Supplied material:
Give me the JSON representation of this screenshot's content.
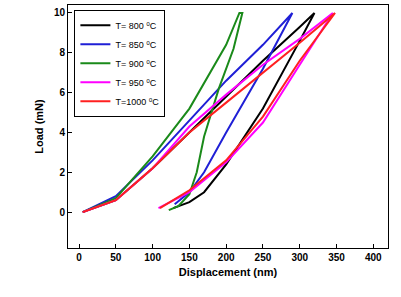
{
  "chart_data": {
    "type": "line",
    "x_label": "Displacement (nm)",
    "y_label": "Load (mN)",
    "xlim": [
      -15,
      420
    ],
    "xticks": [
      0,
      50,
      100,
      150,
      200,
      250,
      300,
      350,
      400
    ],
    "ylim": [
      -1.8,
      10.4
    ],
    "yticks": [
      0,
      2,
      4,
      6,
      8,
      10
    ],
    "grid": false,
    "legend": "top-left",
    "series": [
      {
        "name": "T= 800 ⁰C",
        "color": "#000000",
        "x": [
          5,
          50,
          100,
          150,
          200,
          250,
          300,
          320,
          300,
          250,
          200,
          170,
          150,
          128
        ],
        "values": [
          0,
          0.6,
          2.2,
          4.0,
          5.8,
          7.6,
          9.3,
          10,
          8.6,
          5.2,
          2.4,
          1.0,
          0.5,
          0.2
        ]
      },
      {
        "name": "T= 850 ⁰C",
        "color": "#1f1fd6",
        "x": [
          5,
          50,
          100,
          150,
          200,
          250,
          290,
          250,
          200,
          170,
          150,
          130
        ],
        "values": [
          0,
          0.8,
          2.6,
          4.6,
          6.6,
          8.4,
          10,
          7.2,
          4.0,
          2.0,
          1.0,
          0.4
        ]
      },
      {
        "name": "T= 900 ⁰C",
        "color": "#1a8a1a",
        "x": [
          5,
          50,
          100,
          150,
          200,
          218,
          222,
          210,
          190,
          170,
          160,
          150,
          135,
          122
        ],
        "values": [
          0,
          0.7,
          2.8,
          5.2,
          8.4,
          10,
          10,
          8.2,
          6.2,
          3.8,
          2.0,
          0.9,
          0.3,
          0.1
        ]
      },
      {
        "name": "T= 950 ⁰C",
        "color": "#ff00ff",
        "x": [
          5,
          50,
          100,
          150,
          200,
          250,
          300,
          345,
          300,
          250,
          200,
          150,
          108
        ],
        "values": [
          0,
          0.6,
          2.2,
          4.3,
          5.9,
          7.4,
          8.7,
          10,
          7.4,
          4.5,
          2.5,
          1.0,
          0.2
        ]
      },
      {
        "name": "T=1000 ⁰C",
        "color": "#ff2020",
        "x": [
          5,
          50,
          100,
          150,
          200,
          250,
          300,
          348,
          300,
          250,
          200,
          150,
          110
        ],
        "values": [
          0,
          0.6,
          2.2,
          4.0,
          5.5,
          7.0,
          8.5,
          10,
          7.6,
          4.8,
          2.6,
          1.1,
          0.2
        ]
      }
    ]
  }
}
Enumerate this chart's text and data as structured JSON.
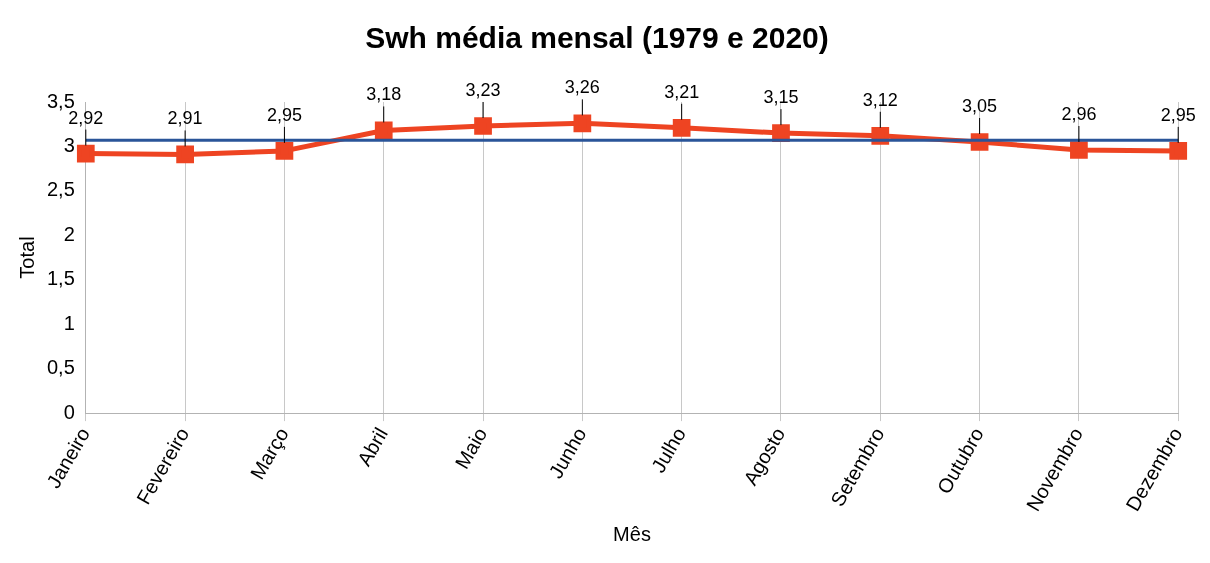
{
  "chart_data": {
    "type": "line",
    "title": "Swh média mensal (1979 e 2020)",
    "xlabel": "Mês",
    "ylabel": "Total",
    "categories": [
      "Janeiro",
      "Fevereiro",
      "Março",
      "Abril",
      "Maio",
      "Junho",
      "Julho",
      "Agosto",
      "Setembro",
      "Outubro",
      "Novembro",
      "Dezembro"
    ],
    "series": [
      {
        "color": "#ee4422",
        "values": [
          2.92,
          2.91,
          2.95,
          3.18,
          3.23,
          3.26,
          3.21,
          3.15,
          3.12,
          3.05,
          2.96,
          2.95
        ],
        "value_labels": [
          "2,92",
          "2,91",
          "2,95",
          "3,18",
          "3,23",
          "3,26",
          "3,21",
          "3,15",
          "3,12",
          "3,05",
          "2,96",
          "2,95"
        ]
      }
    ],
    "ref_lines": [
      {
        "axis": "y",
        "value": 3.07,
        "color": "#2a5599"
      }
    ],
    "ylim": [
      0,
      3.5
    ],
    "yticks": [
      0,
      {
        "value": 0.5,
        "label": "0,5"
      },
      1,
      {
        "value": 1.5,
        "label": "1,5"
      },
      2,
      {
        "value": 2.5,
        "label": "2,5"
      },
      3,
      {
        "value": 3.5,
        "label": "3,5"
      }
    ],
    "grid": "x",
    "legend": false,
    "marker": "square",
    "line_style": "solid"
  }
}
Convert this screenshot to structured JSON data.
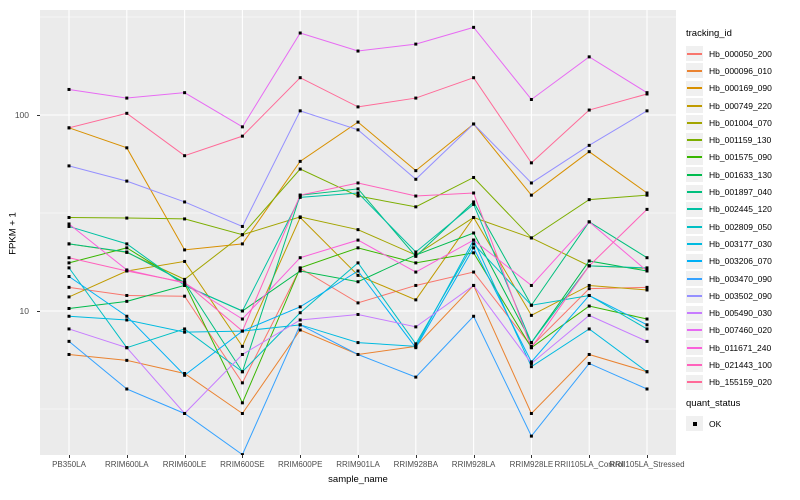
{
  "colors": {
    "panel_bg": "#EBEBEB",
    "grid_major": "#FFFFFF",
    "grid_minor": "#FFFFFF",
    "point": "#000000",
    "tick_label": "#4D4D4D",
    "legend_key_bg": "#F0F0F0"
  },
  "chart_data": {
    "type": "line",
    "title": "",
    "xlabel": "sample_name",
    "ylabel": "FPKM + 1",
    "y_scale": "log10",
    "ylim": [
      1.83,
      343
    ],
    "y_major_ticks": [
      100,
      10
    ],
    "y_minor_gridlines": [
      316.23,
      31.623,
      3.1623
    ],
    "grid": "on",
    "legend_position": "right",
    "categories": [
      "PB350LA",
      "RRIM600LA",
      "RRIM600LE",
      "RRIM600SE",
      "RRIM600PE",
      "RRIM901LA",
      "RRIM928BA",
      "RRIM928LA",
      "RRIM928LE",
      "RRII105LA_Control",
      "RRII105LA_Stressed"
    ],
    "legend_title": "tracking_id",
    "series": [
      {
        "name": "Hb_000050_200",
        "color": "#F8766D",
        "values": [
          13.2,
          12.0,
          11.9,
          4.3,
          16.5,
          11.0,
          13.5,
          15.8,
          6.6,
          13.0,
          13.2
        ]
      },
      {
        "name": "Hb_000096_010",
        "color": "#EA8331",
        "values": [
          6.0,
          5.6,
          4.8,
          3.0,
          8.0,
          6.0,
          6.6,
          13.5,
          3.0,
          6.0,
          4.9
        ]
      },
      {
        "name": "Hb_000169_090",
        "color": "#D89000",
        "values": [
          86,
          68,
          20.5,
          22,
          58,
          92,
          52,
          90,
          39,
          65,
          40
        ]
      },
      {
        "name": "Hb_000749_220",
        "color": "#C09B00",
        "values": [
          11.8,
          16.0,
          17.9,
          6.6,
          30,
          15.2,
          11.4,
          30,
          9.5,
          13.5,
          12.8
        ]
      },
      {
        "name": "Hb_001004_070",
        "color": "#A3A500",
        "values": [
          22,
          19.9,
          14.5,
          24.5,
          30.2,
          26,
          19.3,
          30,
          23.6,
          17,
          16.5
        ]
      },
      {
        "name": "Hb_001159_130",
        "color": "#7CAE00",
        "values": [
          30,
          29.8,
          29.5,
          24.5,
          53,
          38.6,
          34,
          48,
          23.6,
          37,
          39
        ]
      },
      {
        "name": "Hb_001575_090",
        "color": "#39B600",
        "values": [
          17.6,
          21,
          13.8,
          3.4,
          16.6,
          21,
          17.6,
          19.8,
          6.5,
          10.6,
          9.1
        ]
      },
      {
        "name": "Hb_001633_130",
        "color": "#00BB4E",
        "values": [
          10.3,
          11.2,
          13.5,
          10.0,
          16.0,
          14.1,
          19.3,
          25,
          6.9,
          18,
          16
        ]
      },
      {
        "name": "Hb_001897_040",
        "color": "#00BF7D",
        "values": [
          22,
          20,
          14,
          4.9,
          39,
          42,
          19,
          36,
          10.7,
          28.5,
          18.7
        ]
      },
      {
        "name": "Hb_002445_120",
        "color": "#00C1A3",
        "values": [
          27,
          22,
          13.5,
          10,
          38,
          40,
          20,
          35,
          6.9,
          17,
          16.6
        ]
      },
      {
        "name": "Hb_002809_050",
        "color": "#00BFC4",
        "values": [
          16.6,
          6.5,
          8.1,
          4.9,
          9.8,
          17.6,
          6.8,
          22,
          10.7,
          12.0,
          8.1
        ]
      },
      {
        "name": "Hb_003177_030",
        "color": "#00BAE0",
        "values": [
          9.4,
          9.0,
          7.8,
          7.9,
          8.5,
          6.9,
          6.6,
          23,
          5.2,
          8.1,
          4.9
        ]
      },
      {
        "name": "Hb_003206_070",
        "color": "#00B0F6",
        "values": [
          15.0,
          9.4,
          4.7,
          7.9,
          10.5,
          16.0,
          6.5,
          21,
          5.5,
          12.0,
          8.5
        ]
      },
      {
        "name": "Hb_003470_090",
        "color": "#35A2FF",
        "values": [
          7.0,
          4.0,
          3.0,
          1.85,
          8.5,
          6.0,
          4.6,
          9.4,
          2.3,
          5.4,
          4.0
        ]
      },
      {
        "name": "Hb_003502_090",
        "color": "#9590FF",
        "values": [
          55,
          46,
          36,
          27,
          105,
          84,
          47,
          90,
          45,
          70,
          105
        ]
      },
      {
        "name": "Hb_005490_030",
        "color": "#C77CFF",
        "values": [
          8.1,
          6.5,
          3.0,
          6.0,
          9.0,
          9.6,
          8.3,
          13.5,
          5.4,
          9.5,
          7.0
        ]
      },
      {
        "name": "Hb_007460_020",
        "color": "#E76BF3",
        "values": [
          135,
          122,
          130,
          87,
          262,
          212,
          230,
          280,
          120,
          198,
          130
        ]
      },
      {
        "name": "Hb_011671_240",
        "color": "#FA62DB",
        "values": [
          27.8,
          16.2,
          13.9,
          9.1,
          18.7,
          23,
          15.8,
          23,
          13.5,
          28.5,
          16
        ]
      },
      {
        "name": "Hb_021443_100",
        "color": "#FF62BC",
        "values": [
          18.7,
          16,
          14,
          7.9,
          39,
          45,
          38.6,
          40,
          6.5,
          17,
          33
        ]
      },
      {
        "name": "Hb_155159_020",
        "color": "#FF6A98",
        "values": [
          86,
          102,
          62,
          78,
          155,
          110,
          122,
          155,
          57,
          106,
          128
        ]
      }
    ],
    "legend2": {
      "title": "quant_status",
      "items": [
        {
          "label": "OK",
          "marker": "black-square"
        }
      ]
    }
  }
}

Task prompt:
Copy all lines from the material that contain "JSON".

Result:
Give me the JSON representation of this screenshot's content.
Enumerate this chart's text and data as structured JSON.
Convert this screenshot to structured JSON data.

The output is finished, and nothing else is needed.